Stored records
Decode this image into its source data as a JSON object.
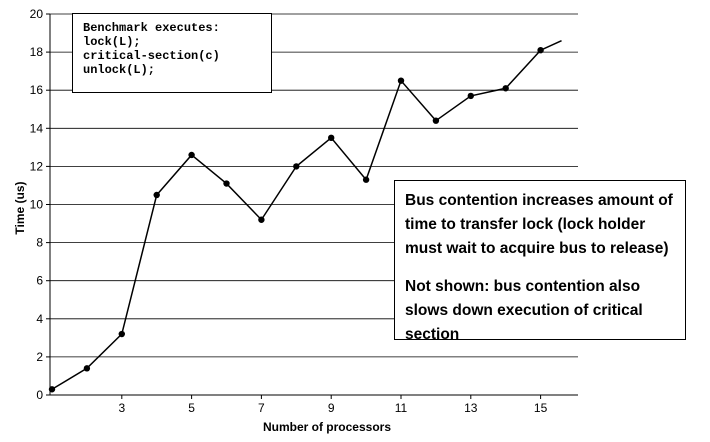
{
  "chart_data": {
    "type": "line",
    "title": "",
    "xlabel": "Number of processors",
    "ylabel": "Time (us)",
    "xlim": [
      1,
      16
    ],
    "ylim": [
      0,
      20
    ],
    "xticks": [
      3,
      5,
      7,
      9,
      11,
      13,
      15
    ],
    "yticks": [
      0,
      2,
      4,
      6,
      8,
      10,
      12,
      14,
      16,
      18,
      20
    ],
    "grid": "horizontal",
    "series": [
      {
        "x": [
          1,
          2,
          3,
          4,
          5,
          6,
          7,
          8,
          9,
          10,
          11,
          12,
          13,
          14,
          15
        ],
        "values": [
          0.3,
          1.4,
          3.2,
          10.5,
          12.6,
          11.1,
          9.2,
          12.0,
          13.5,
          11.3,
          16.5,
          14.4,
          15.7,
          16.1,
          18.1
        ],
        "tail_end": {
          "x": 15.6,
          "y": 18.6
        }
      }
    ]
  },
  "code_box": {
    "lines": [
      "Benchmark executes:",
      "lock(L);",
      "critical-section(c)",
      "unlock(L);"
    ]
  },
  "note_box": {
    "paragraph1": "Bus contention increases amount of time to transfer lock (lock holder must wait to acquire bus to release)",
    "paragraph2": "Not shown: bus contention also slows down execution of critical section"
  }
}
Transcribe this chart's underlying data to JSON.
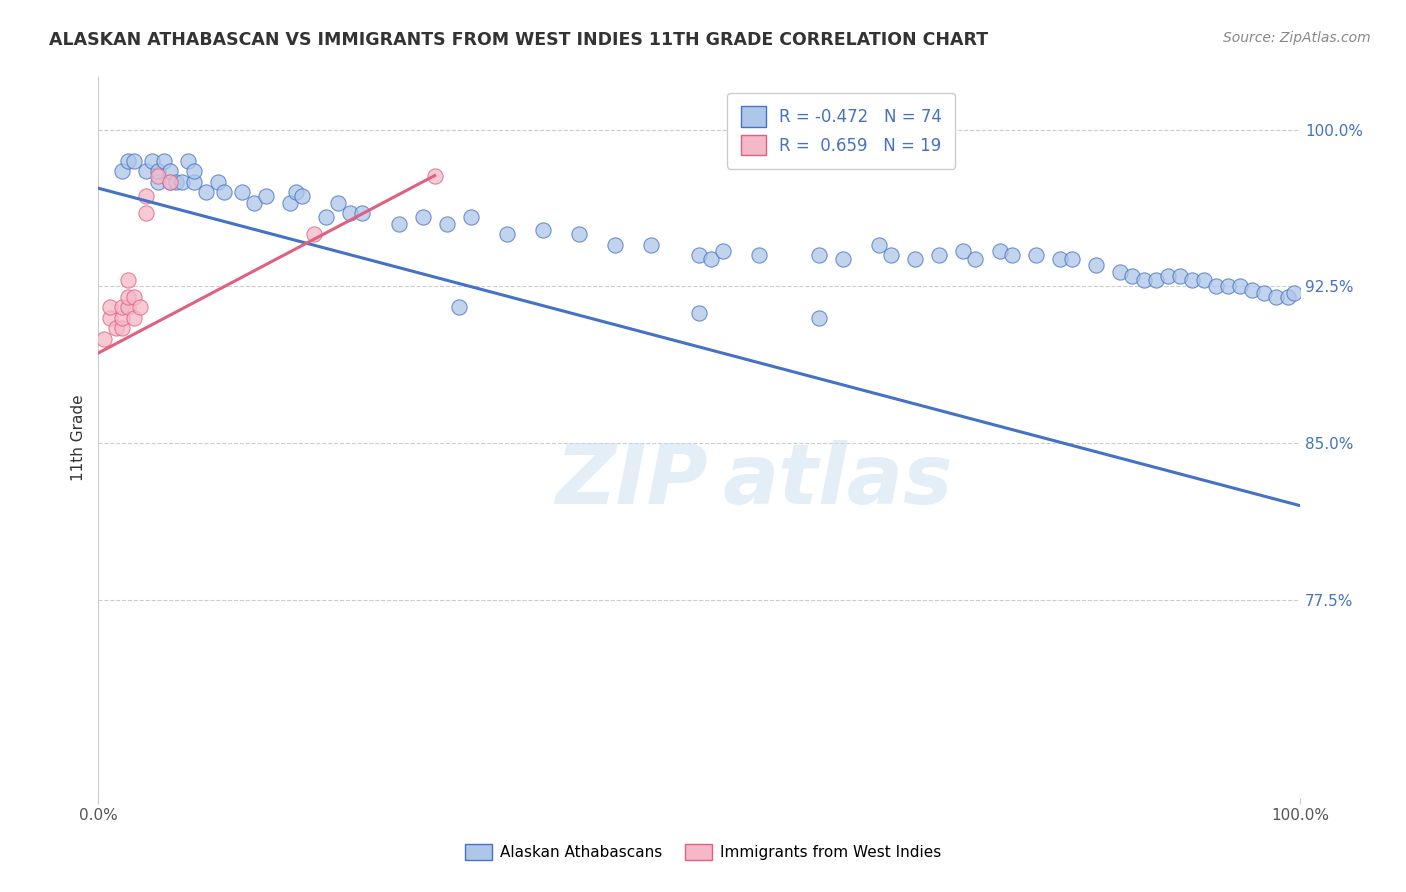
{
  "title": "ALASKAN ATHABASCAN VS IMMIGRANTS FROM WEST INDIES 11TH GRADE CORRELATION CHART",
  "source": "Source: ZipAtlas.com",
  "ylabel": "11th Grade",
  "xlim": [
    0.0,
    1.0
  ],
  "ylim": [
    0.68,
    1.025
  ],
  "yticks": [
    0.775,
    0.85,
    0.925,
    1.0
  ],
  "ytick_labels": [
    "77.5%",
    "85.0%",
    "92.5%",
    "100.0%"
  ],
  "xtick_labels": [
    "0.0%",
    "100.0%"
  ],
  "xticks": [
    0.0,
    1.0
  ],
  "r_blue": -0.472,
  "n_blue": 74,
  "r_pink": 0.659,
  "n_pink": 19,
  "blue_color": "#aec6e8",
  "pink_color": "#f4b8c8",
  "line_blue": "#4472c4",
  "line_pink": "#e06080",
  "watermark_zip": "ZIP",
  "watermark_atlas": "atlas",
  "blue_scatter_x": [
    0.02,
    0.025,
    0.03,
    0.04,
    0.045,
    0.05,
    0.05,
    0.055,
    0.06,
    0.06,
    0.065,
    0.07,
    0.075,
    0.08,
    0.08,
    0.09,
    0.1,
    0.105,
    0.12,
    0.13,
    0.14,
    0.16,
    0.165,
    0.17,
    0.19,
    0.2,
    0.21,
    0.22,
    0.25,
    0.27,
    0.29,
    0.31,
    0.34,
    0.37,
    0.4,
    0.43,
    0.46,
    0.5,
    0.51,
    0.52,
    0.55,
    0.6,
    0.62,
    0.65,
    0.66,
    0.68,
    0.7,
    0.72,
    0.73,
    0.75,
    0.76,
    0.78,
    0.8,
    0.81,
    0.83,
    0.85,
    0.86,
    0.87,
    0.88,
    0.89,
    0.9,
    0.91,
    0.92,
    0.93,
    0.94,
    0.95,
    0.96,
    0.97,
    0.98,
    0.99,
    0.995,
    0.6,
    0.5,
    0.3
  ],
  "blue_scatter_y": [
    0.98,
    0.985,
    0.985,
    0.98,
    0.985,
    0.975,
    0.98,
    0.985,
    0.975,
    0.98,
    0.975,
    0.975,
    0.985,
    0.975,
    0.98,
    0.97,
    0.975,
    0.97,
    0.97,
    0.965,
    0.968,
    0.965,
    0.97,
    0.968,
    0.958,
    0.965,
    0.96,
    0.96,
    0.955,
    0.958,
    0.955,
    0.958,
    0.95,
    0.952,
    0.95,
    0.945,
    0.945,
    0.94,
    0.938,
    0.942,
    0.94,
    0.94,
    0.938,
    0.945,
    0.94,
    0.938,
    0.94,
    0.942,
    0.938,
    0.942,
    0.94,
    0.94,
    0.938,
    0.938,
    0.935,
    0.932,
    0.93,
    0.928,
    0.928,
    0.93,
    0.93,
    0.928,
    0.928,
    0.925,
    0.925,
    0.925,
    0.923,
    0.922,
    0.92,
    0.92,
    0.922,
    0.91,
    0.912,
    0.915
  ],
  "pink_scatter_x": [
    0.005,
    0.01,
    0.01,
    0.015,
    0.02,
    0.02,
    0.02,
    0.025,
    0.025,
    0.025,
    0.03,
    0.03,
    0.035,
    0.04,
    0.04,
    0.05,
    0.06,
    0.18,
    0.28
  ],
  "pink_scatter_y": [
    0.9,
    0.91,
    0.915,
    0.905,
    0.905,
    0.91,
    0.915,
    0.915,
    0.92,
    0.928,
    0.91,
    0.92,
    0.915,
    0.96,
    0.968,
    0.978,
    0.975,
    0.95,
    0.978
  ],
  "blue_line_x": [
    0.0,
    1.0
  ],
  "blue_line_y": [
    0.972,
    0.82
  ],
  "pink_line_x": [
    0.0,
    0.28
  ],
  "pink_line_y": [
    0.893,
    0.978
  ]
}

WHAT YOU NEED TO DO.
Verbatim reproduction of every record is required; images are left out.

WORKED SOLUTION.
Decode this image into its source data as a JSON object.
{
  "chart_data": {
    "type": "line",
    "title": "",
    "xlabel": "Number of processors",
    "ylabel": "Time (us)",
    "xlim": [
      1,
      16
    ],
    "ylim": [
      0,
      20
    ],
    "xticks": [
      3,
      5,
      7,
      9,
      11,
      13,
      15
    ],
    "yticks": [
      0,
      2,
      4,
      6,
      8,
      10,
      12,
      14,
      16,
      18,
      20
    ],
    "grid": "horizontal",
    "series": [
      {
        "x": [
          1,
          2,
          3,
          4,
          5,
          6,
          7,
          8,
          9,
          10,
          11,
          12,
          13,
          14,
          15
        ],
        "values": [
          0.3,
          1.4,
          3.2,
          10.5,
          12.6,
          11.1,
          9.2,
          12.0,
          13.5,
          11.3,
          16.5,
          14.4,
          15.7,
          16.1,
          18.1
        ],
        "tail_end": {
          "x": 15.6,
          "y": 18.6
        }
      }
    ]
  },
  "code_box": {
    "lines": [
      "Benchmark executes:",
      "lock(L);",
      "critical-section(c)",
      "unlock(L);"
    ]
  },
  "note_box": {
    "paragraph1": "Bus contention increases amount of time to transfer lock (lock holder must wait to acquire bus to release)",
    "paragraph2": "Not shown: bus contention also slows down execution of critical section"
  }
}
Transcribe this chart's underlying data to JSON.
{
  "title": "ALASKAN ATHABASCAN VS IMMIGRANTS FROM WEST INDIES 11TH GRADE CORRELATION CHART",
  "source": "Source: ZipAtlas.com",
  "ylabel": "11th Grade",
  "xlim": [
    0.0,
    1.0
  ],
  "ylim": [
    0.68,
    1.025
  ],
  "yticks": [
    0.775,
    0.85,
    0.925,
    1.0
  ],
  "ytick_labels": [
    "77.5%",
    "85.0%",
    "92.5%",
    "100.0%"
  ],
  "xtick_labels": [
    "0.0%",
    "100.0%"
  ],
  "xticks": [
    0.0,
    1.0
  ],
  "r_blue": -0.472,
  "n_blue": 74,
  "r_pink": 0.659,
  "n_pink": 19,
  "blue_color": "#aec6e8",
  "pink_color": "#f4b8c8",
  "line_blue": "#4472c4",
  "line_pink": "#e06080",
  "watermark_zip": "ZIP",
  "watermark_atlas": "atlas",
  "blue_scatter_x": [
    0.02,
    0.025,
    0.03,
    0.04,
    0.045,
    0.05,
    0.05,
    0.055,
    0.06,
    0.06,
    0.065,
    0.07,
    0.075,
    0.08,
    0.08,
    0.09,
    0.1,
    0.105,
    0.12,
    0.13,
    0.14,
    0.16,
    0.165,
    0.17,
    0.19,
    0.2,
    0.21,
    0.22,
    0.25,
    0.27,
    0.29,
    0.31,
    0.34,
    0.37,
    0.4,
    0.43,
    0.46,
    0.5,
    0.51,
    0.52,
    0.55,
    0.6,
    0.62,
    0.65,
    0.66,
    0.68,
    0.7,
    0.72,
    0.73,
    0.75,
    0.76,
    0.78,
    0.8,
    0.81,
    0.83,
    0.85,
    0.86,
    0.87,
    0.88,
    0.89,
    0.9,
    0.91,
    0.92,
    0.93,
    0.94,
    0.95,
    0.96,
    0.97,
    0.98,
    0.99,
    0.995,
    0.6,
    0.5,
    0.3
  ],
  "blue_scatter_y": [
    0.98,
    0.985,
    0.985,
    0.98,
    0.985,
    0.975,
    0.98,
    0.985,
    0.975,
    0.98,
    0.975,
    0.975,
    0.985,
    0.975,
    0.98,
    0.97,
    0.975,
    0.97,
    0.97,
    0.965,
    0.968,
    0.965,
    0.97,
    0.968,
    0.958,
    0.965,
    0.96,
    0.96,
    0.955,
    0.958,
    0.955,
    0.958,
    0.95,
    0.952,
    0.95,
    0.945,
    0.945,
    0.94,
    0.938,
    0.942,
    0.94,
    0.94,
    0.938,
    0.945,
    0.94,
    0.938,
    0.94,
    0.942,
    0.938,
    0.942,
    0.94,
    0.94,
    0.938,
    0.938,
    0.935,
    0.932,
    0.93,
    0.928,
    0.928,
    0.93,
    0.93,
    0.928,
    0.928,
    0.925,
    0.925,
    0.925,
    0.923,
    0.922,
    0.92,
    0.92,
    0.922,
    0.91,
    0.912,
    0.915
  ],
  "pink_scatter_x": [
    0.005,
    0.01,
    0.01,
    0.015,
    0.02,
    0.02,
    0.02,
    0.025,
    0.025,
    0.025,
    0.03,
    0.03,
    0.035,
    0.04,
    0.04,
    0.05,
    0.06,
    0.18,
    0.28
  ],
  "pink_scatter_y": [
    0.9,
    0.91,
    0.915,
    0.905,
    0.905,
    0.91,
    0.915,
    0.915,
    0.92,
    0.928,
    0.91,
    0.92,
    0.915,
    0.96,
    0.968,
    0.978,
    0.975,
    0.95,
    0.978
  ],
  "blue_line_x": [
    0.0,
    1.0
  ],
  "blue_line_y": [
    0.972,
    0.82
  ],
  "pink_line_x": [
    0.0,
    0.28
  ],
  "pink_line_y": [
    0.893,
    0.978
  ]
}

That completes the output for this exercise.